### Task goal
Search the data for the string "sentences" and extract every line where it appears.

Source records
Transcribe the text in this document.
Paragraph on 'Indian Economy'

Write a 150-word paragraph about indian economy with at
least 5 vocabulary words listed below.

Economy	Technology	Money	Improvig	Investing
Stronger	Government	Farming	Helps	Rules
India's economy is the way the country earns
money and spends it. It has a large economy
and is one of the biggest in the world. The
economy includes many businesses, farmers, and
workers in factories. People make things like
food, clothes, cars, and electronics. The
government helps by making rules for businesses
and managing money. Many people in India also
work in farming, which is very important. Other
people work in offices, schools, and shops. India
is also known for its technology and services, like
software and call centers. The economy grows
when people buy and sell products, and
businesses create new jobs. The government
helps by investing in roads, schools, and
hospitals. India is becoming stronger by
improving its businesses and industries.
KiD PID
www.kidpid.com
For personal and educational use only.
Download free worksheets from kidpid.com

---

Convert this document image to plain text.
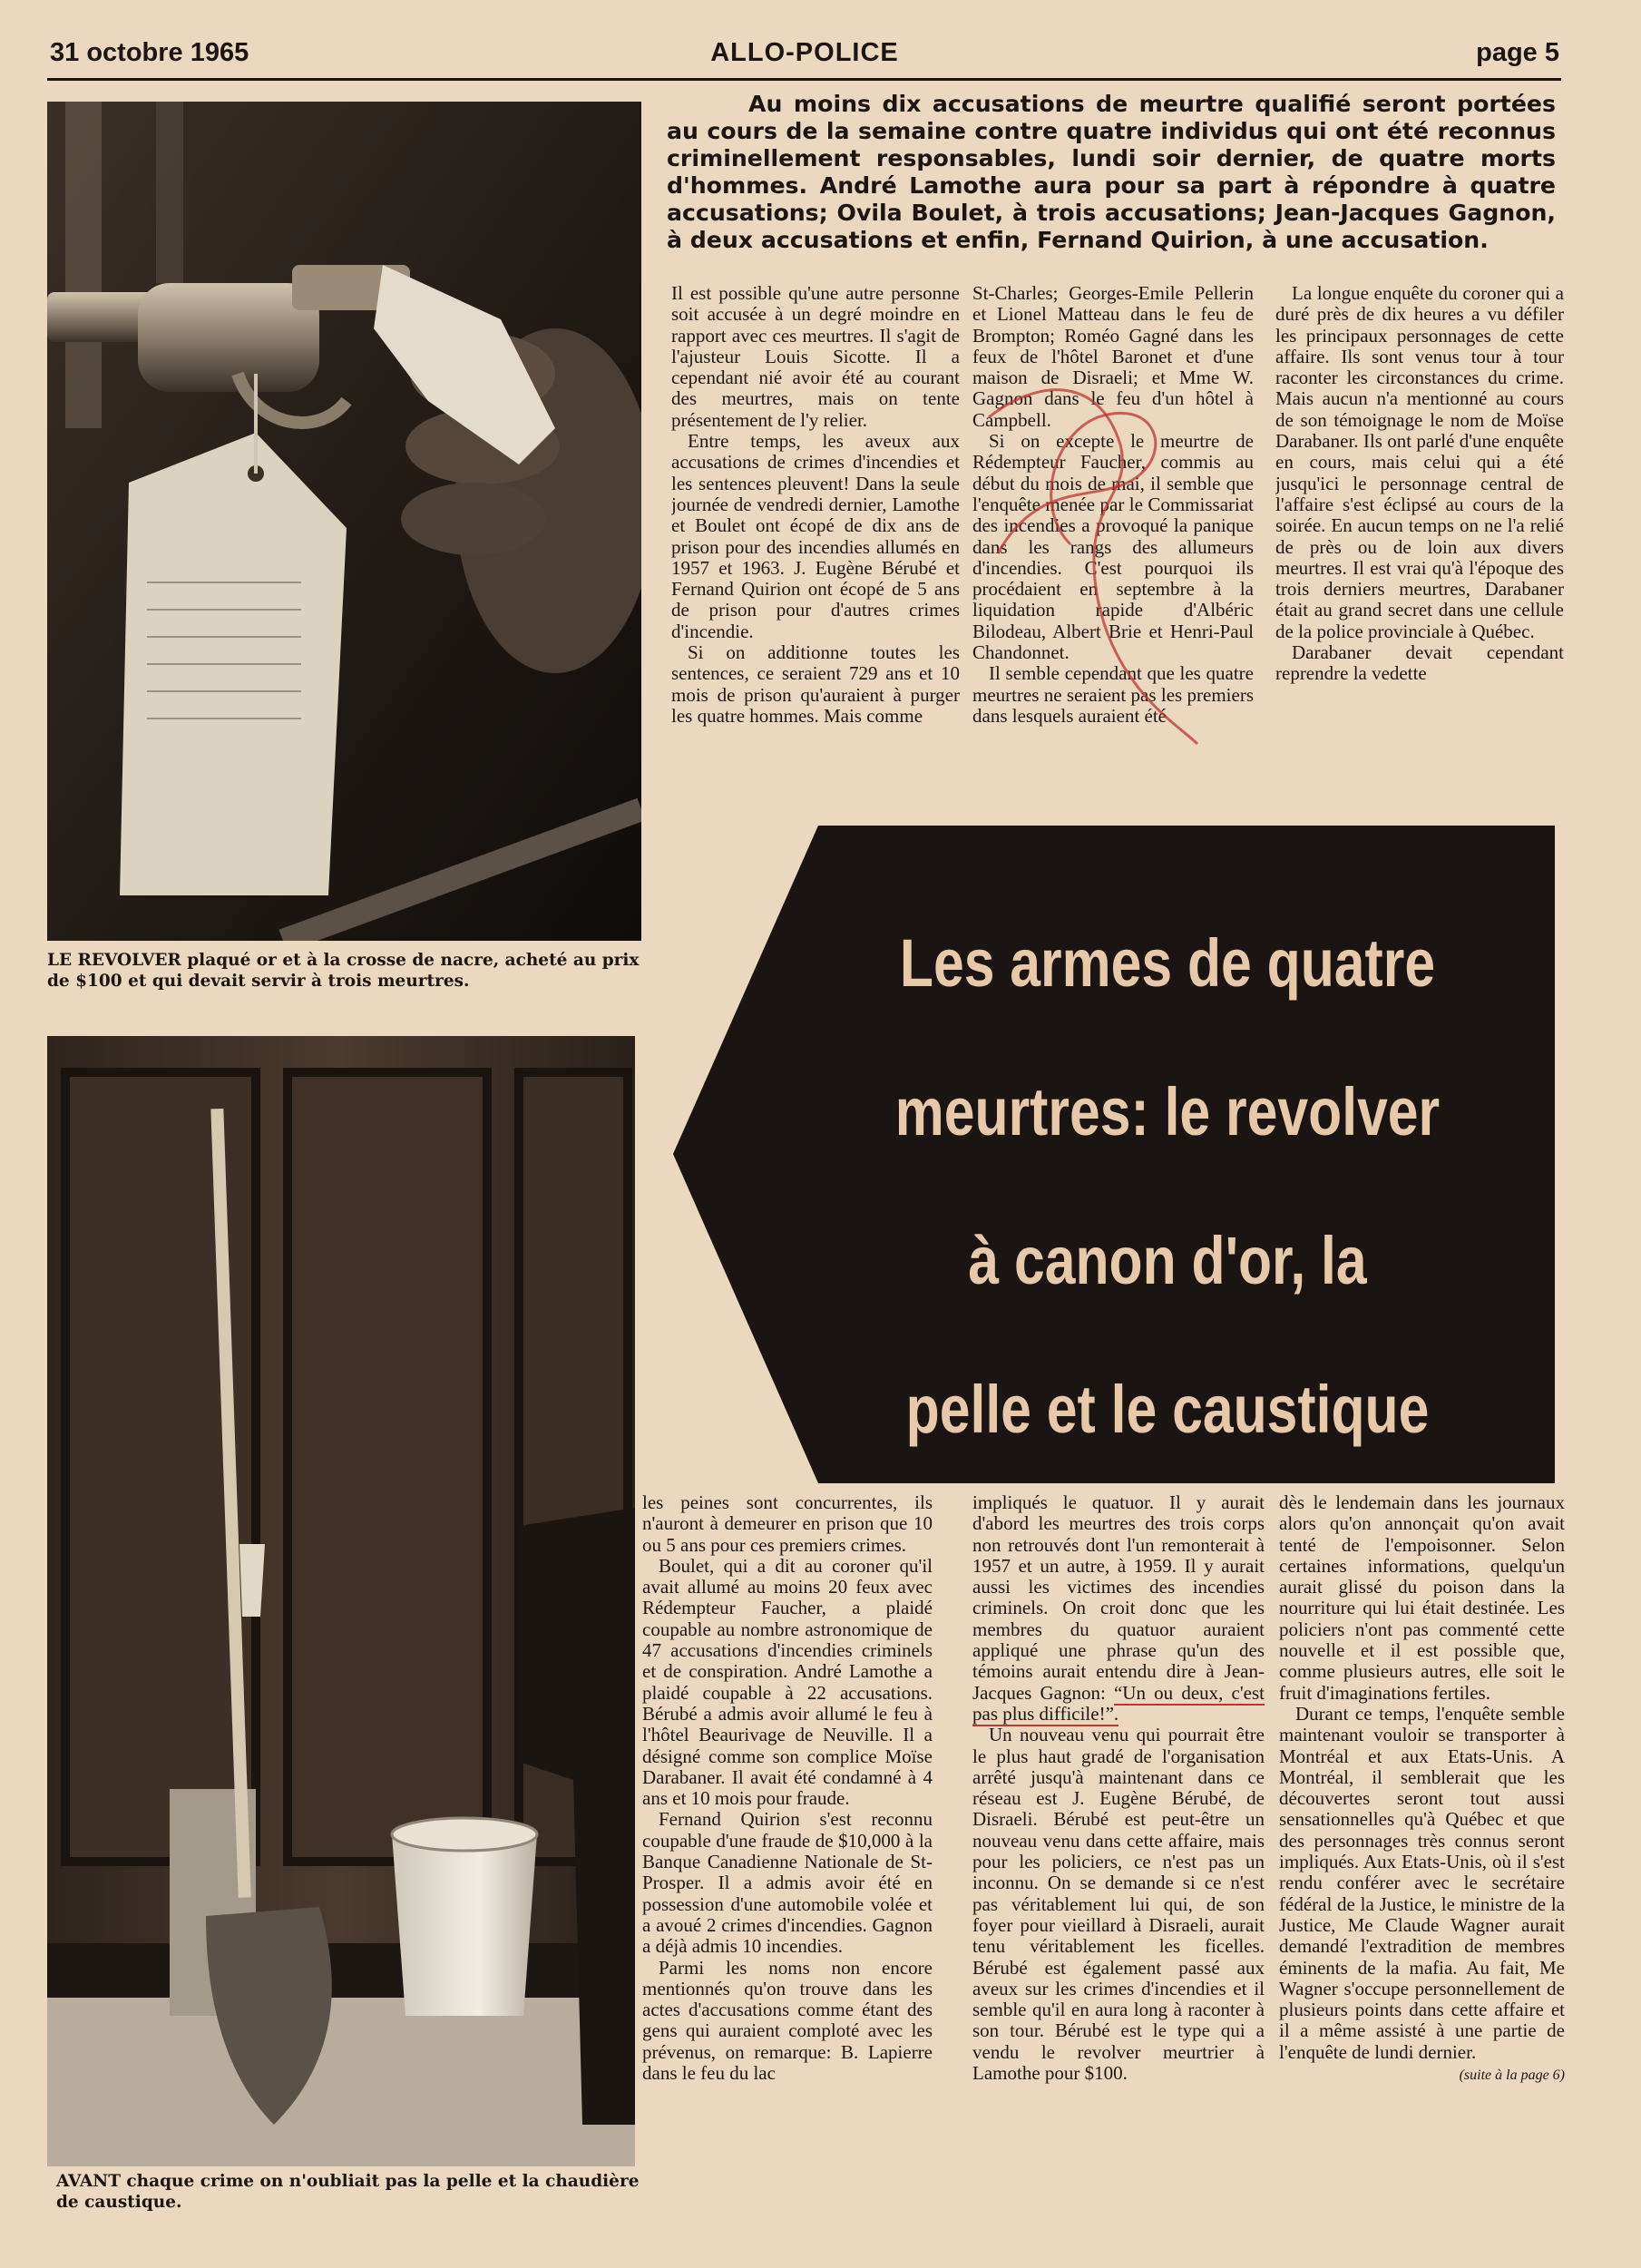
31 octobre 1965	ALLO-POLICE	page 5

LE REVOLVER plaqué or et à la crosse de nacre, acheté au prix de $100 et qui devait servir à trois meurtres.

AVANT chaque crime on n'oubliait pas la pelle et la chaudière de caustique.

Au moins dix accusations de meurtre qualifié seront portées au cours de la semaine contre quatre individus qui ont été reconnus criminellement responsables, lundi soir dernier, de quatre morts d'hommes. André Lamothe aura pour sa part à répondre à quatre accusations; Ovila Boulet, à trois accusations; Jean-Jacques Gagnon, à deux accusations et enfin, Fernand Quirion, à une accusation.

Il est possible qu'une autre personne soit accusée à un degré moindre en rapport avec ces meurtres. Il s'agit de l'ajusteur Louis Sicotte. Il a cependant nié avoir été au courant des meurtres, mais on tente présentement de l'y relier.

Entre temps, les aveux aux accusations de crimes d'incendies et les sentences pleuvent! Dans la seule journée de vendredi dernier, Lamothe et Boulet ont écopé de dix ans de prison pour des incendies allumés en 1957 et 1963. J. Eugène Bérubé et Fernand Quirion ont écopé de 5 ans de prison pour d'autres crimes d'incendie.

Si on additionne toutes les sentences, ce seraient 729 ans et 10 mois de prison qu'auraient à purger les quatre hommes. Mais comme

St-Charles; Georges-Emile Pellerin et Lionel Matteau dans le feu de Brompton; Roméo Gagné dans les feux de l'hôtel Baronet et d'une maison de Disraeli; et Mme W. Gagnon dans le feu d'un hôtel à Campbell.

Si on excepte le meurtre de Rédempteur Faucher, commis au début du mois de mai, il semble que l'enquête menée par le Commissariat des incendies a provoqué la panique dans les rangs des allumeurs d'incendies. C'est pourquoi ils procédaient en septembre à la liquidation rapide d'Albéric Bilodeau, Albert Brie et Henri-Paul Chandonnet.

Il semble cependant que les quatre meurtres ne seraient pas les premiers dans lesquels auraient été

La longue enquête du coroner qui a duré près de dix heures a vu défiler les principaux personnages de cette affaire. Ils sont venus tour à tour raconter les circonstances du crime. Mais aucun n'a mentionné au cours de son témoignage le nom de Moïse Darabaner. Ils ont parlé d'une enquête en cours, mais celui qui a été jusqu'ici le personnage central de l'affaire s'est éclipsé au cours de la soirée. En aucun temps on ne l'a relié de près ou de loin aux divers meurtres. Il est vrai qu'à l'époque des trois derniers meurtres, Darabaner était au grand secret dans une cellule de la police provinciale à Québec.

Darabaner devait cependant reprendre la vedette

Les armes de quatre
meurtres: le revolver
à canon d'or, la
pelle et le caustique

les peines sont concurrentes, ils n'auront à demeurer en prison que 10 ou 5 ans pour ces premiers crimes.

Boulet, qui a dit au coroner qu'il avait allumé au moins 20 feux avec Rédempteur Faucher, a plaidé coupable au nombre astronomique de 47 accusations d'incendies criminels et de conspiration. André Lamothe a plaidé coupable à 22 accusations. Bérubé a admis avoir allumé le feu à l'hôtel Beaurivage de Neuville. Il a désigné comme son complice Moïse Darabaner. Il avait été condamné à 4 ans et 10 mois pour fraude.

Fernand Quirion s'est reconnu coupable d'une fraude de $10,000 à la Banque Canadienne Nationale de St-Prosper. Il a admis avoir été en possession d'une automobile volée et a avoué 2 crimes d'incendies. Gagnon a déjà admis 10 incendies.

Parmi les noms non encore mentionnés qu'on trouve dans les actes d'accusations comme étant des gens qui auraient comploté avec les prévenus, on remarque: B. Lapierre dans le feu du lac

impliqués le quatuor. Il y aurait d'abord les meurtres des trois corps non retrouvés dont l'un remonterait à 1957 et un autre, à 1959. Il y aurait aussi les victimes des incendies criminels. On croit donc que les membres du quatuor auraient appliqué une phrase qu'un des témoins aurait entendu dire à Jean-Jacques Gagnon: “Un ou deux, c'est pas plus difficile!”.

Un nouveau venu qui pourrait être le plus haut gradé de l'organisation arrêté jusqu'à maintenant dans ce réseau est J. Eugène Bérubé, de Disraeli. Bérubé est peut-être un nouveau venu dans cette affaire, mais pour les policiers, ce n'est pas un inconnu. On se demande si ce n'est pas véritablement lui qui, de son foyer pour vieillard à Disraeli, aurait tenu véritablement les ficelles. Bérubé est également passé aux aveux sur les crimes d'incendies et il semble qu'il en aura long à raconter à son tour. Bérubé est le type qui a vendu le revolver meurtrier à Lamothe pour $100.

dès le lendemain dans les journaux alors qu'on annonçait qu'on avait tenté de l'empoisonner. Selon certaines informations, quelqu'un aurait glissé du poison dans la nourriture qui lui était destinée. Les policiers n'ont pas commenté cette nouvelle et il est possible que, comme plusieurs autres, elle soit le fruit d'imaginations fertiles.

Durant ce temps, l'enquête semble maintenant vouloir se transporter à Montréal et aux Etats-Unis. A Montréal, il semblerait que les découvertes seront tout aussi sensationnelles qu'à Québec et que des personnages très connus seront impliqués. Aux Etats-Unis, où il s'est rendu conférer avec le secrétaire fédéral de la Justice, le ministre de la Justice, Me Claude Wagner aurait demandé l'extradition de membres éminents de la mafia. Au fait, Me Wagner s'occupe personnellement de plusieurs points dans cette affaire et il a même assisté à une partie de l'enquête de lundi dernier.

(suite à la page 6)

* * *

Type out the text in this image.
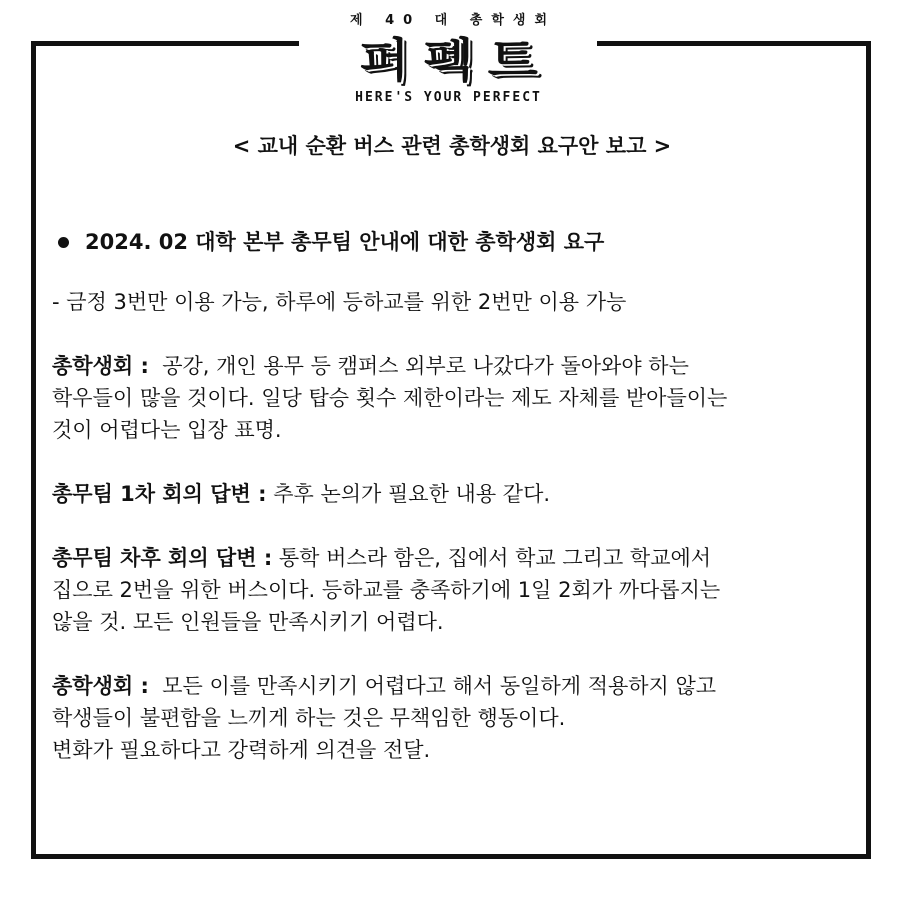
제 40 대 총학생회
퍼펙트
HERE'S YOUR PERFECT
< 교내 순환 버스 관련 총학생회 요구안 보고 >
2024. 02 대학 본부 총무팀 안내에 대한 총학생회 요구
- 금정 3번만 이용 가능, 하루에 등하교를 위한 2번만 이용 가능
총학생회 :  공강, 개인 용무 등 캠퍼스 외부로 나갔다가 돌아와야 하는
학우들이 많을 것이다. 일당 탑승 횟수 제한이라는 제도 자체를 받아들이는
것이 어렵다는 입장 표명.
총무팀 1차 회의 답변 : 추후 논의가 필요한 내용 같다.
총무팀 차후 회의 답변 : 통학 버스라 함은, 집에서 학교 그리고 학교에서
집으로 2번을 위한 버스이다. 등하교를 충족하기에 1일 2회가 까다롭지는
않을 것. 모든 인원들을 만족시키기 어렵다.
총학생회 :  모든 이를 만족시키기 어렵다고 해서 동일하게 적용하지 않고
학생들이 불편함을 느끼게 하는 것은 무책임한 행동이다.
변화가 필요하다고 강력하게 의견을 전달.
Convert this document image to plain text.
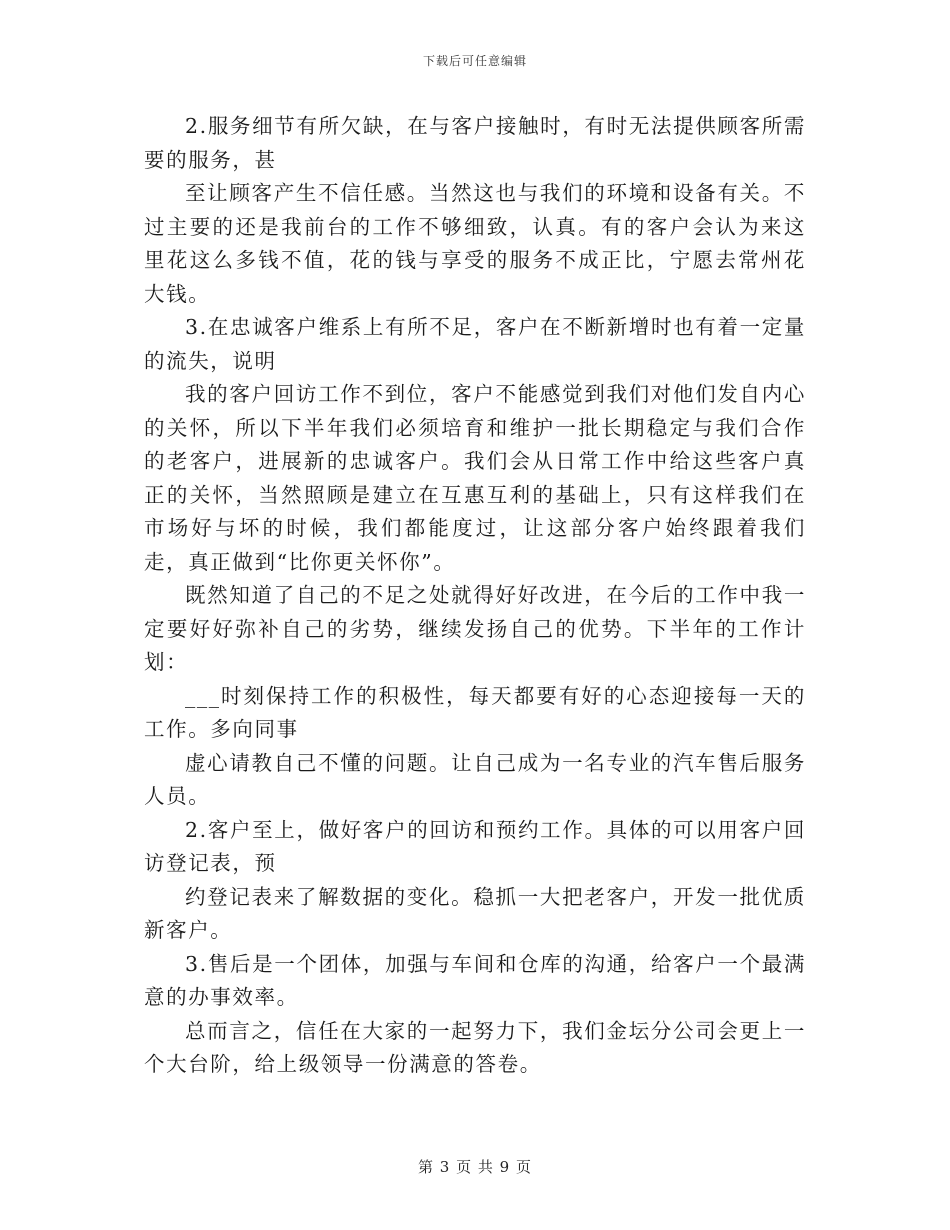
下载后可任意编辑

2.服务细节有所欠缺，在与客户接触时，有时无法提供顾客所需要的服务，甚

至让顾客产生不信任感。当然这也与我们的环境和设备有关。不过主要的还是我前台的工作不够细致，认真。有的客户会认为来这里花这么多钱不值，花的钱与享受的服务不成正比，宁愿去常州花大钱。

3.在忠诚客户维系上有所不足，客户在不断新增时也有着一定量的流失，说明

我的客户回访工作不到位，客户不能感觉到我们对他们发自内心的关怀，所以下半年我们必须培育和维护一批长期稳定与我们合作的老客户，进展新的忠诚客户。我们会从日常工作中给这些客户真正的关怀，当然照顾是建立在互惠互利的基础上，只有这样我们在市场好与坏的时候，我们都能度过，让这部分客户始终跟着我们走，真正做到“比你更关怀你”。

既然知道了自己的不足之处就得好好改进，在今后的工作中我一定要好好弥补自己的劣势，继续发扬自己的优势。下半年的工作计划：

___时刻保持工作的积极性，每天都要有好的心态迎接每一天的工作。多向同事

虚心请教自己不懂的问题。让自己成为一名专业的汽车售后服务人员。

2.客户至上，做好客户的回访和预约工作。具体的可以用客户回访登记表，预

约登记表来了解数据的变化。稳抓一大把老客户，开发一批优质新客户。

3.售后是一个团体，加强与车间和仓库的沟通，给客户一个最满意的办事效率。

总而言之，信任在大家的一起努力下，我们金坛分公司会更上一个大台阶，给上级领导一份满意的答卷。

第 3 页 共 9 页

### Answer to the task
Entre temps, les aveux aux accusations de crimes d'incendies et les sentences pleuvent! Dans la seule journée de vendredi dernier, Lamothe et Boulet ont écopé de dix ans de prison pour des incendies allumés en 1957 et 1963. J. Eugène Bérubé et Fernand Quirion ont écopé de 5 ans de prison pour d'autres crimes d'incendie.
Si on additionne toutes les sentences, ce seraient 729 ans et 10 mois de prison qu'auraient à purger les quatre hommes. Mais comme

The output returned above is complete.